Given task - Restate each of the lines given below, word for word.

Dataset items:
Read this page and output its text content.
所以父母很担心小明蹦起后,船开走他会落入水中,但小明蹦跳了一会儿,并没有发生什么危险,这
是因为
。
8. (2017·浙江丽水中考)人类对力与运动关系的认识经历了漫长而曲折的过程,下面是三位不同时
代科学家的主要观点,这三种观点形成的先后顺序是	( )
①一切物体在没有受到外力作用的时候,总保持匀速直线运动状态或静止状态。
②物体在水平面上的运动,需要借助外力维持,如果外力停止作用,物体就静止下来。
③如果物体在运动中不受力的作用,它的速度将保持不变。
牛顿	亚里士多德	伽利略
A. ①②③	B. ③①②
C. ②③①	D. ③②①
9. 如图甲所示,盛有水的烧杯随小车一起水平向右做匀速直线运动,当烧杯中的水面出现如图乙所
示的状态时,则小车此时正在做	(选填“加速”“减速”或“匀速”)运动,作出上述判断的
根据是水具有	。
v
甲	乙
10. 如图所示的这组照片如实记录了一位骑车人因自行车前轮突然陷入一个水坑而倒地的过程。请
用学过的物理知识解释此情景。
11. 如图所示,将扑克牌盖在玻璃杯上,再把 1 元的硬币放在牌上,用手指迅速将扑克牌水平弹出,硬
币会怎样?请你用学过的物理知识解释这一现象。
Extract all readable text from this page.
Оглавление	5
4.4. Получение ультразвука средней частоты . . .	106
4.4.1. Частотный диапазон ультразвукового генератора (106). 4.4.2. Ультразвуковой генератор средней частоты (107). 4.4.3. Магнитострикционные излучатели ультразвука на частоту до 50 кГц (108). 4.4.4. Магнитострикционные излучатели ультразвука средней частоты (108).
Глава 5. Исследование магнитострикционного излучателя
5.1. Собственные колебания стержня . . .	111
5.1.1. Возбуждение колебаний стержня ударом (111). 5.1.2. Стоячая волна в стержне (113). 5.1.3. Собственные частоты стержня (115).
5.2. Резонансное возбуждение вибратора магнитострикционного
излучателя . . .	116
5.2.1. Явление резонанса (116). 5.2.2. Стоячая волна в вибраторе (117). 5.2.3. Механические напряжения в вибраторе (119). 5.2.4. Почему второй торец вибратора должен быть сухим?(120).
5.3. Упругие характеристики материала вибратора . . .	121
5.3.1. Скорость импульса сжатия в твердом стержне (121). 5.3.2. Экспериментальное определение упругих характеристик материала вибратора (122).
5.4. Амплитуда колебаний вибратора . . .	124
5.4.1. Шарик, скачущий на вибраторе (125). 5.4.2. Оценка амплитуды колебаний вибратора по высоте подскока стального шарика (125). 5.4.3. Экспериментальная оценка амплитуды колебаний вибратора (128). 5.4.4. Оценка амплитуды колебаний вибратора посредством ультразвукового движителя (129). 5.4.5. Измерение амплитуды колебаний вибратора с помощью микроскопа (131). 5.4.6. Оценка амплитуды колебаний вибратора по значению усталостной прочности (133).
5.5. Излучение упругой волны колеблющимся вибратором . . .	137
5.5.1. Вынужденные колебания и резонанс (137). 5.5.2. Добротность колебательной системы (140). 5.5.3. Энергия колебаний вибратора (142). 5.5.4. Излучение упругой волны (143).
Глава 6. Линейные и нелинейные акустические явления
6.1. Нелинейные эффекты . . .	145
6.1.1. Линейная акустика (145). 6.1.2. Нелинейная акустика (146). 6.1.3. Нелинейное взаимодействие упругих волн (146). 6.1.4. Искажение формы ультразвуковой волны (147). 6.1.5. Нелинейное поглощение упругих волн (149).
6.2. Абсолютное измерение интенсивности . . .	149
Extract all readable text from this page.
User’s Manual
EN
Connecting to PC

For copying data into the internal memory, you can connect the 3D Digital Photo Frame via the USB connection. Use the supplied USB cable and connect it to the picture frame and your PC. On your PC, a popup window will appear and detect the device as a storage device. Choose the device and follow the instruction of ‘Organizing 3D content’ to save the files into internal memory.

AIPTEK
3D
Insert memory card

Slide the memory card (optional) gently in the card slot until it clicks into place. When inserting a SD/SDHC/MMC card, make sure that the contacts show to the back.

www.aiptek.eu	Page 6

Result of the task -
Read this page and output its text content.
所以父母很担心小明蹦起后,船开走他会落入水中,但小明蹦跳了一会儿,并没有发生什么危险,这
是因为
。
8. (2017·浙江丽水中考)人类对力与运动关系的认识经历了漫长而曲折的过程,下面是三位不同时
代科学家的主要观点,这三种观点形成的先后顺序是	( )
①一切物体在没有受到外力作用的时候,总保持匀速直线运动状态或静止状态。
②物体在水平面上的运动,需要借助外力维持,如果外力停止作用,物体就静止下来。
③如果物体在运动中不受力的作用,它的速度将保持不变。
牛顿	亚里士多德	伽利略
A. ①②③	B. ③①②
C. ②③①	D. ③②①
9. 如图甲所示,盛有水的烧杯随小车一起水平向右做匀速直线运动,当烧杯中的水面出现如图乙所
示的状态时,则小车此时正在做	(选填“加速”“减速”或“匀速”)运动,作出上述判断的
根据是水具有	。
v
甲	乙
10. 如图所示的这组照片如实记录了一位骑车人因自行车前轮突然陷入一个水坑而倒地的过程。请
用学过的物理知识解释此情景。
11. 如图所示,将扑克牌盖在玻璃杯上,再把 1 元的硬币放在牌上,用手指迅速将扑克牌水平弹出,硬
币会怎样?请你用学过的物理知识解释这一现象。
Extract all readable text from this page.
Оглавление	5
4.4. Получение ультразвука средней частоты . . .	106
4.4.1. Частотный диапазон ультразвукового генератора (106). 4.4.2. Ультразвуковой генератор средней частоты (107). 4.4.3. Магнитострикционные излучатели ультразвука на частоту до 50 кГц (108). 4.4.4. Магнитострикционные излучатели ультразвука средней частоты (108).
Глава 5. Исследование магнитострикционного излучателя
5.1. Собственные колебания стержня . . .	111
5.1.1. Возбуждение колебаний стержня ударом (111). 5.1.2. Стоячая волна в стержне (113). 5.1.3. Собственные частоты стержня (115).
5.2. Резонансное возбуждение вибратора магнитострикционного
излучателя . . .	116
5.2.1. Явление резонанса (116). 5.2.2. Стоячая волна в вибраторе (117). 5.2.3. Механические напряжения в вибраторе (119). 5.2.4. Почему второй торец вибратора должен быть сухим?(120).
5.3. Упругие характеристики материала вибратора . . .	121
5.3.1. Скорость импульса сжатия в твердом стержне (121). 5.3.2. Экспериментальное определение упругих характеристик материала вибратора (122).
5.4. Амплитуда колебаний вибратора . . .	124
5.4.1. Шарик, скачущий на вибраторе (125). 5.4.2. Оценка амплитуды колебаний вибратора по высоте подскока стального шарика (125). 5.4.3. Экспериментальная оценка амплитуды колебаний вибратора (128). 5.4.4. Оценка амплитуды колебаний вибратора посредством ультразвукового движителя (129). 5.4.5. Измерение амплитуды колебаний вибратора с помощью микроскопа (131). 5.4.6. Оценка амплитуды колебаний вибратора по значению усталостной прочности (133).
5.5. Излучение упругой волны колеблющимся вибратором . . .	137
5.5.1. Вынужденные колебания и резонанс (137). 5.5.2. Добротность колебательной системы (140). 5.5.3. Энергия колебаний вибратора (142). 5.5.4. Излучение упругой волны (143).
Глава 6. Линейные и нелинейные акустические явления
6.1. Нелинейные эффекты . . .	145
6.1.1. Линейная акустика (145). 6.1.2. Нелинейная акустика (146). 6.1.3. Нелинейное взаимодействие упругих волн (146). 6.1.4. Искажение формы ультразвуковой волны (147). 6.1.5. Нелинейное поглощение упругих волн (149).
6.2. Абсолютное измерение интенсивности . . .	149
Extract all readable text from this page.
User’s Manual
EN
Connecting to PC

For copying data into the internal memory, you can connect the 3D Digital Photo Frame via the USB connection. Use the supplied USB cable and connect it to the picture frame and your PC. On your PC, a popup window will appear and detect the device as a storage device. Choose the device and follow the instruction of ‘Organizing 3D content’ to save the files into internal memory.

AIPTEK
3D
Insert memory card

Slide the memory card (optional) gently in the card slot until it clicks into place. When inserting a SD/SDHC/MMC card, make sure that the contacts show to the back.

www.aiptek.eu	Page 6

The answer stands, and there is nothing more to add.